§ **COMPLETE THE FOLLOWING**:
[1] In the forum thread on uploading Parquet files to Azure Blob Storage, begin at the words "using (ChoParquetWriter parser" and stop after "GitHub issues section.". Reproduce that span word for word, ignoring the material that comes after the thread.
[2] For each statement below, answer yes or no according to the forum thread on uploading Parquet files to Azure Blob Storage, and quote the words of the thread that decide it. (a) When the asker sent a list of 15 items, only 3 were written. (b) The JSON reader was the part that could not handle null datetime values. (c) One of the packages listed is ChoETL.Parquet v1.0.1.23. Use the thread only, not the material that follows it.

§ **TEXT PASSAGE**:
******************************

Reputation: 21
public async Task UploadParquetFromObjects<T>(string fileName, T objects)
{
var stringJson = JArray.FromObject(objects).ToString();
var parsedJson = ChoJSONReader.LoadText(stringJson);
var desBlob = blobClient.GetBlockBlobClient(fileName);
using (var outStream = await desBlob.OpenWriteAsync(true).ConfigureAwait(false))
using (ChoParquetWriter parser = new ChoParquetWriter(outStream))
{
parser.Write(parsedJson);
}
}
I'm using this code to send some data to a file on an Azure Blob Storage. At first, it worked fine, it created the file, put some information on it and it was readable, but with some investigation, it only write a fraction of the data I send. For example, I send a list of 15 items and it only writes 3. I tried different datasets, with different sizes and composed of different objects, the writer varies on the number of registers written, but it never gets to 100%.
Am I doing something wrong?
Upvotes: 1
Views: 320
Reputation: 6332
This issue is being tracked and addressed in GitHub issues section.
https://github.com/Cinchoo/ChoETL/issues/230
The issue was the input JSON has inconsistent members, hence missing datetime members are set as null by JSON reader. Parquet writer couldn't handle such null datetime values. Applied fix.
Sample fiddle: https://dotnetfiddle.net/PwxNWX
Packages used:
ChoETL.JSON.Core v1.2.1.49 (beta2)
ChoETL.Parquet v1.0.1.23 (beta6)
Upvotes: 0

******************************

§ **DATA ENTRIES**:
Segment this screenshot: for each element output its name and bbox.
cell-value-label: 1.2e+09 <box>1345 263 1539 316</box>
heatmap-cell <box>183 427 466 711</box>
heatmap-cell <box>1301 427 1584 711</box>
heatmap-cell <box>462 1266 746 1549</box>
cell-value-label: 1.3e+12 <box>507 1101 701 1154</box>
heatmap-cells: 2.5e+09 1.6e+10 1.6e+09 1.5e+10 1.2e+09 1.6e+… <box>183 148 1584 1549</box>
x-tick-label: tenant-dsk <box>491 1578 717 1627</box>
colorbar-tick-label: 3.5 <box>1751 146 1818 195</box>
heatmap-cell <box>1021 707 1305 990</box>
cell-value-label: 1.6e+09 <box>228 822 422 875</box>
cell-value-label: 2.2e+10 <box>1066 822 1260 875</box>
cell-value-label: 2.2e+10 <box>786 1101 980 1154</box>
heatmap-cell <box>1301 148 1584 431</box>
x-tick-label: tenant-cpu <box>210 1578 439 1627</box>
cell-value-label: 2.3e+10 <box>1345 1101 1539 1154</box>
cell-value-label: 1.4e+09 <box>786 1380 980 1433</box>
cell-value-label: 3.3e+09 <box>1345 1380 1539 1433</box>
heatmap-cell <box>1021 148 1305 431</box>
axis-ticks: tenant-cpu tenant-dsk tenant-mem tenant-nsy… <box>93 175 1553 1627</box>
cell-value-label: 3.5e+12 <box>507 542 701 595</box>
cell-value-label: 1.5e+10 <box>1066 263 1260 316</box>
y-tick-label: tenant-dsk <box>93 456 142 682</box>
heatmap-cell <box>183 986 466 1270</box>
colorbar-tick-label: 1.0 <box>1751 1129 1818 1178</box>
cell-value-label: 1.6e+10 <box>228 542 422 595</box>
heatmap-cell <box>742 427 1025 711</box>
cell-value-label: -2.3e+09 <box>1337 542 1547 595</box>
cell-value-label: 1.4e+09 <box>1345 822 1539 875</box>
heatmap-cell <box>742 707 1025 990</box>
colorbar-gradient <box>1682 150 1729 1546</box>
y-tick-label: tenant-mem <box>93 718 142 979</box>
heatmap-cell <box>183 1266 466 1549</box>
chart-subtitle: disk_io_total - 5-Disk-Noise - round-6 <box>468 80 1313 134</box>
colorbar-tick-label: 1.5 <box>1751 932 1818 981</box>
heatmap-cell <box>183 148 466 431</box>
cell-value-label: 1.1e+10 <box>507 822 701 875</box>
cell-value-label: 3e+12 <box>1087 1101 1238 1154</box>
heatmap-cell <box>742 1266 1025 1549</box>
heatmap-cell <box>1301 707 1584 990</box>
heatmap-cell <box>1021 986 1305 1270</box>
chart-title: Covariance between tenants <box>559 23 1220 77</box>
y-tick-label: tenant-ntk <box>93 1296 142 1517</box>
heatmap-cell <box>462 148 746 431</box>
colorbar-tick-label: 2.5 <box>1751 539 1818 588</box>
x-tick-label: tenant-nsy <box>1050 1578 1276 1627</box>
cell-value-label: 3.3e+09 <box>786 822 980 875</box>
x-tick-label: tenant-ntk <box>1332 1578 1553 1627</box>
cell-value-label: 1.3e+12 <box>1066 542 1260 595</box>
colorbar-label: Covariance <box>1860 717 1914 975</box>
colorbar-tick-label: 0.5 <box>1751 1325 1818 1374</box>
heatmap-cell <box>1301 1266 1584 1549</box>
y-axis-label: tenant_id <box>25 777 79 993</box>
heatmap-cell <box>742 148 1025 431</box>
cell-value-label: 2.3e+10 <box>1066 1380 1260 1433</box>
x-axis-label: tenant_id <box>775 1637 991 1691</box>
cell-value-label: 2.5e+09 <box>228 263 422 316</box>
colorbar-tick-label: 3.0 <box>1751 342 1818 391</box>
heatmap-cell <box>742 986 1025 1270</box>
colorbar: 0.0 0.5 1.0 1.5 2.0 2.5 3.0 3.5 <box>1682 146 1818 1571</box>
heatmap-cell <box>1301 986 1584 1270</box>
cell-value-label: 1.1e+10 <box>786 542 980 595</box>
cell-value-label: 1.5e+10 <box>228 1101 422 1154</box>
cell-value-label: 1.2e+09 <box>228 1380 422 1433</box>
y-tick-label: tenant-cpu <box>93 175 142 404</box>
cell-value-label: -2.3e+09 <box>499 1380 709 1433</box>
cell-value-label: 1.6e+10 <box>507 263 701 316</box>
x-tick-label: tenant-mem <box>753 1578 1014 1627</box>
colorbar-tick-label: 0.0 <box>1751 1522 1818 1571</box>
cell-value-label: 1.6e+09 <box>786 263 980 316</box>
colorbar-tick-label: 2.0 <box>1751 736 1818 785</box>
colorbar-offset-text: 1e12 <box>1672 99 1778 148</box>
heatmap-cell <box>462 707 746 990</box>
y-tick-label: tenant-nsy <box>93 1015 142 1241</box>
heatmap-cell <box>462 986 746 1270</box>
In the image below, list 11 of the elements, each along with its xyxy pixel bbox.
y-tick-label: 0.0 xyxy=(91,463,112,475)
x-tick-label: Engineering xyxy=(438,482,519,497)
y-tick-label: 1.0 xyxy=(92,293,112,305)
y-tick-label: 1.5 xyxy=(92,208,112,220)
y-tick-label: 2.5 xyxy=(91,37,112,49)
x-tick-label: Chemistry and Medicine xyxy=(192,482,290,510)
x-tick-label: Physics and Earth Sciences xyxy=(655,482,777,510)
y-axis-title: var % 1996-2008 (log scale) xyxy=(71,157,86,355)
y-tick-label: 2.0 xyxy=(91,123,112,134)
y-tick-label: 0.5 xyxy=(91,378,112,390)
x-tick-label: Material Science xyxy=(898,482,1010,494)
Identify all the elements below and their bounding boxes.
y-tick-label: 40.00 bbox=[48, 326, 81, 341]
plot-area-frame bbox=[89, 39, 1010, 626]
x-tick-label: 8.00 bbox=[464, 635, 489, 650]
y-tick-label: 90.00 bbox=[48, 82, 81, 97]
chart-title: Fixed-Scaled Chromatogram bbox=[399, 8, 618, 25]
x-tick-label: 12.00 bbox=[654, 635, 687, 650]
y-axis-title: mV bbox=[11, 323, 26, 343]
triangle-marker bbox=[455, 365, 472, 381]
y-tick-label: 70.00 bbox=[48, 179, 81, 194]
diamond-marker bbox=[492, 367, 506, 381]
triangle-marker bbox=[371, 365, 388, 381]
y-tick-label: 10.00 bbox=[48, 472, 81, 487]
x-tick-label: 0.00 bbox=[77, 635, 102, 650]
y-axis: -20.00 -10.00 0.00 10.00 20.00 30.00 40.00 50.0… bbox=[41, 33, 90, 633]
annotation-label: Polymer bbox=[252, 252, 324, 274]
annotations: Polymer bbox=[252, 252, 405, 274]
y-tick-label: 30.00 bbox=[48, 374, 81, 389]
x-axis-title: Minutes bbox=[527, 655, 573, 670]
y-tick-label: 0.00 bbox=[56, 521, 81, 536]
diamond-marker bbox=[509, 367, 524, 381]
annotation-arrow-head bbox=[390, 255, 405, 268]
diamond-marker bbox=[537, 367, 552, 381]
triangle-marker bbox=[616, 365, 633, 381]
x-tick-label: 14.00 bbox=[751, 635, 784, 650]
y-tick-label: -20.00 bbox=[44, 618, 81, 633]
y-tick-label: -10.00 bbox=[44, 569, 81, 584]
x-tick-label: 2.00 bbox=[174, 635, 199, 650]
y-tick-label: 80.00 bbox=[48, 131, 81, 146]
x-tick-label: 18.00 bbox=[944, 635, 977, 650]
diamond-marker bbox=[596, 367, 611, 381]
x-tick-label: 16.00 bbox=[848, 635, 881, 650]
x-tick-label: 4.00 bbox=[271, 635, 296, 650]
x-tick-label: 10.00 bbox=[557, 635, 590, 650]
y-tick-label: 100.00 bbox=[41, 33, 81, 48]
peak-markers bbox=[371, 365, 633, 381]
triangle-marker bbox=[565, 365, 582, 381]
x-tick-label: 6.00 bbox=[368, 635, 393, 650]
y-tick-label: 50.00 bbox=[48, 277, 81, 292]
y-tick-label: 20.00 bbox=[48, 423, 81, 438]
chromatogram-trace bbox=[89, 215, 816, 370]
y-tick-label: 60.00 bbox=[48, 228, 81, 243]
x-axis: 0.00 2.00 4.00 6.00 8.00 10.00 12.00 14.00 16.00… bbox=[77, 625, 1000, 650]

******************************

§ **THE SOLUTIONS**:
[1]
using (ChoParquetWriter parser = new ChoParquetWriter(outStream))
{
parser.Write(parsedJson);
}
}
I'm using this code to send some data to a file on an Azure Blob Storage. At first, it worked fine, it created the file, put some information on it and it was readable, but with some investigation, it only write a fraction of the data I send. For example, I send a list of 15 items and it only writes 3. I tried different datasets, with different sizes and composed of different objects, the writer varies on the number of registers written, but it never gets to 100%.
Am I doing something wrong?
Upvotes: 1
Views: 320
Reputation: 6332
This issue is being tracked and addressed in GitHub issues section.

[2]
(a) Yes: "I send a list of 15 items and it only writes 3."
(b) No: "Parquet writer couldn't handle such null datetime values."
(c) Yes: "ChoETL.Parquet v1.0.1.23 (beta6)"